*Stated goal:* Select from the data all lines with the word "Component".

*Records provided:*
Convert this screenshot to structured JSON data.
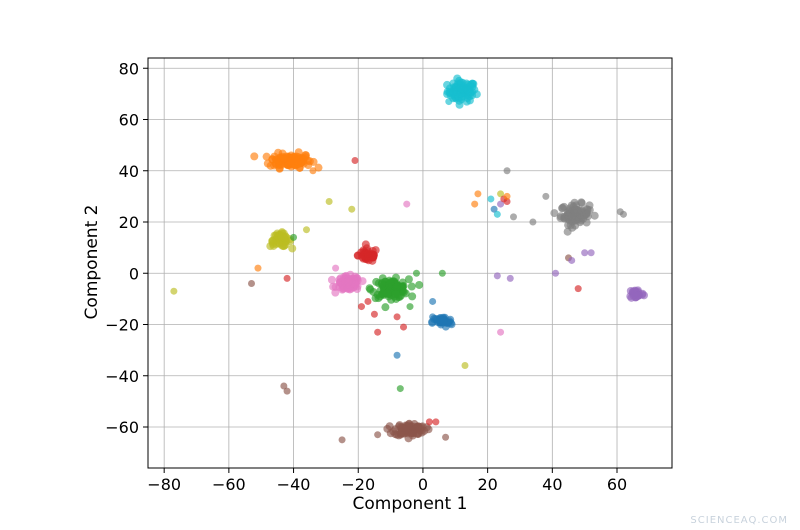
{
  "chart_data": {
    "type": "scatter",
    "xlabel": "Component 1",
    "ylabel": "Component 2",
    "xlim": [
      -85,
      77
    ],
    "ylim": [
      -76,
      84
    ],
    "xticks": [
      -80,
      -60,
      -40,
      -20,
      0,
      20,
      40,
      60
    ],
    "yticks": [
      -60,
      -40,
      -20,
      0,
      20,
      40,
      60,
      80
    ],
    "grid": true,
    "point_opacity": 0.65,
    "clusters": [
      {
        "name": "cyan",
        "color": "#17becf",
        "center": [
          12,
          71
        ],
        "spread": [
          2.2,
          2.0
        ],
        "count": 90
      },
      {
        "name": "orange",
        "color": "#ff7f0e",
        "center": [
          -41,
          44
        ],
        "spread": [
          3.2,
          1.4
        ],
        "count": 110
      },
      {
        "name": "gray",
        "color": "#7f7f7f",
        "center": [
          47,
          23
        ],
        "spread": [
          2.2,
          2.0
        ],
        "count": 90
      },
      {
        "name": "olive",
        "color": "#bcbd22",
        "center": [
          -44,
          13
        ],
        "spread": [
          1.6,
          1.3
        ],
        "count": 50
      },
      {
        "name": "red",
        "color": "#d62728",
        "center": [
          -17,
          7
        ],
        "spread": [
          1.5,
          1.3
        ],
        "count": 50
      },
      {
        "name": "pink",
        "color": "#e377c2",
        "center": [
          -23,
          -4
        ],
        "spread": [
          1.8,
          1.4
        ],
        "count": 90
      },
      {
        "name": "green",
        "color": "#2ca02c",
        "center": [
          -10,
          -6
        ],
        "spread": [
          2.8,
          1.8
        ],
        "count": 100
      },
      {
        "name": "blue",
        "color": "#1f77b4",
        "center": [
          6,
          -19
        ],
        "spread": [
          1.5,
          1.0
        ],
        "count": 40
      },
      {
        "name": "purple",
        "color": "#9467bd",
        "center": [
          66,
          -8
        ],
        "spread": [
          1.1,
          1.0
        ],
        "count": 35
      },
      {
        "name": "brown",
        "color": "#8c564b",
        "center": [
          -4,
          -61
        ],
        "spread": [
          2.4,
          1.2
        ],
        "count": 90
      }
    ],
    "points": [
      {
        "x": -77,
        "y": -7,
        "color": "#bcbd22"
      },
      {
        "x": -53,
        "y": -4,
        "color": "#8c564b"
      },
      {
        "x": -51,
        "y": 2,
        "color": "#ff7f0e"
      },
      {
        "x": -42,
        "y": -2,
        "color": "#d62728"
      },
      {
        "x": -36,
        "y": 17,
        "color": "#bcbd22"
      },
      {
        "x": -29,
        "y": 28,
        "color": "#bcbd22"
      },
      {
        "x": -22,
        "y": 25,
        "color": "#bcbd22"
      },
      {
        "x": -21,
        "y": 44,
        "color": "#d62728"
      },
      {
        "x": -27,
        "y": 2,
        "color": "#e377c2"
      },
      {
        "x": -34,
        "y": 40,
        "color": "#ff7f0e"
      },
      {
        "x": -38,
        "y": 41,
        "color": "#ff7f0e"
      },
      {
        "x": -40,
        "y": 14,
        "color": "#2ca02c"
      },
      {
        "x": -19,
        "y": -13,
        "color": "#d62728"
      },
      {
        "x": -17,
        "y": -11,
        "color": "#d62728"
      },
      {
        "x": -15,
        "y": -16,
        "color": "#d62728"
      },
      {
        "x": -14,
        "y": -23,
        "color": "#d62728"
      },
      {
        "x": -8,
        "y": -17,
        "color": "#d62728"
      },
      {
        "x": -6,
        "y": -21,
        "color": "#d62728"
      },
      {
        "x": -8,
        "y": -32,
        "color": "#1f77b4"
      },
      {
        "x": -7,
        "y": -45,
        "color": "#2ca02c"
      },
      {
        "x": -2,
        "y": 0,
        "color": "#2ca02c"
      },
      {
        "x": 6,
        "y": 0,
        "color": "#2ca02c"
      },
      {
        "x": -4,
        "y": -13,
        "color": "#2ca02c"
      },
      {
        "x": -5,
        "y": 27,
        "color": "#e377c2"
      },
      {
        "x": 3,
        "y": -11,
        "color": "#1f77b4"
      },
      {
        "x": 3,
        "y": -17,
        "color": "#1f77b4"
      },
      {
        "x": 13,
        "y": -36,
        "color": "#bcbd22"
      },
      {
        "x": -43,
        "y": -44,
        "color": "#8c564b"
      },
      {
        "x": -42,
        "y": -46,
        "color": "#8c564b"
      },
      {
        "x": -25,
        "y": -65,
        "color": "#8c564b"
      },
      {
        "x": -14,
        "y": -63,
        "color": "#8c564b"
      },
      {
        "x": 2,
        "y": -58,
        "color": "#d62728"
      },
      {
        "x": 4,
        "y": -58,
        "color": "#d62728"
      },
      {
        "x": 7,
        "y": -64,
        "color": "#8c564b"
      },
      {
        "x": 8,
        "y": 67,
        "color": "#17becf"
      },
      {
        "x": 16,
        "y": 27,
        "color": "#ff7f0e"
      },
      {
        "x": 17,
        "y": 31,
        "color": "#ff7f0e"
      },
      {
        "x": 21,
        "y": 29,
        "color": "#17becf"
      },
      {
        "x": 22,
        "y": 25,
        "color": "#1f77b4"
      },
      {
        "x": 23,
        "y": 23,
        "color": "#17becf"
      },
      {
        "x": 24,
        "y": 27,
        "color": "#9467bd"
      },
      {
        "x": 24,
        "y": 31,
        "color": "#bcbd22"
      },
      {
        "x": 25,
        "y": 29,
        "color": "#d62728"
      },
      {
        "x": 26,
        "y": 28,
        "color": "#d62728"
      },
      {
        "x": 26,
        "y": 30,
        "color": "#ff7f0e"
      },
      {
        "x": 26,
        "y": 40,
        "color": "#7f7f7f"
      },
      {
        "x": 28,
        "y": 22,
        "color": "#7f7f7f"
      },
      {
        "x": 34,
        "y": 20,
        "color": "#7f7f7f"
      },
      {
        "x": 38,
        "y": 30,
        "color": "#7f7f7f"
      },
      {
        "x": 23,
        "y": -1,
        "color": "#9467bd"
      },
      {
        "x": 27,
        "y": -2,
        "color": "#9467bd"
      },
      {
        "x": 24,
        "y": -23,
        "color": "#e377c2"
      },
      {
        "x": 41,
        "y": 0,
        "color": "#9467bd"
      },
      {
        "x": 45,
        "y": 6,
        "color": "#8c564b"
      },
      {
        "x": 46,
        "y": 5,
        "color": "#9467bd"
      },
      {
        "x": 48,
        "y": -6,
        "color": "#d62728"
      },
      {
        "x": 50,
        "y": 8,
        "color": "#9467bd"
      },
      {
        "x": 52,
        "y": 8,
        "color": "#9467bd"
      },
      {
        "x": 61,
        "y": 24,
        "color": "#7f7f7f"
      },
      {
        "x": 62,
        "y": 23,
        "color": "#7f7f7f"
      }
    ]
  },
  "watermark": "SCIENCEAQ.COM"
}
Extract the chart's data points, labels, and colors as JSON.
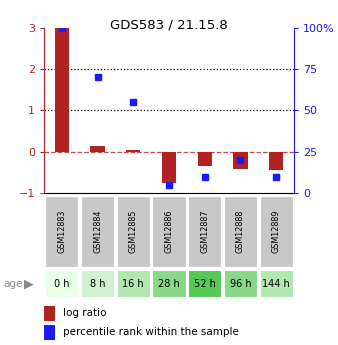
{
  "title": "GDS583 / 21.15.8",
  "samples": [
    "GSM12883",
    "GSM12884",
    "GSM12885",
    "GSM12886",
    "GSM12887",
    "GSM12888",
    "GSM12889"
  ],
  "ages": [
    "0 h",
    "8 h",
    "16 h",
    "28 h",
    "52 h",
    "96 h",
    "144 h"
  ],
  "log_ratio": [
    3.0,
    0.15,
    0.05,
    -0.75,
    -0.35,
    -0.42,
    -0.45
  ],
  "percentile_rank": [
    100,
    70,
    55,
    5,
    10,
    20,
    10
  ],
  "bar_color": "#b22222",
  "square_color": "#1a1aff",
  "ylim_left": [
    -1,
    3
  ],
  "ylim_right": [
    0,
    100
  ],
  "yticks_left": [
    -1,
    0,
    1,
    2,
    3
  ],
  "yticks_right": [
    0,
    25,
    50,
    75,
    100
  ],
  "yticklabels_right": [
    "0",
    "25",
    "50",
    "75",
    "100%"
  ],
  "hline_dotted": [
    1,
    2
  ],
  "hline_dashed": 0,
  "sample_bg_color": "#c8c8c8",
  "age_colors": [
    "#e8ffe8",
    "#d0f0d0",
    "#b0e8b0",
    "#88d888",
    "#55c855",
    "#88d888",
    "#b0e8b0"
  ]
}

*Full response:*
    "xlabel": "Component 1",
    "ylabel": "Component 2",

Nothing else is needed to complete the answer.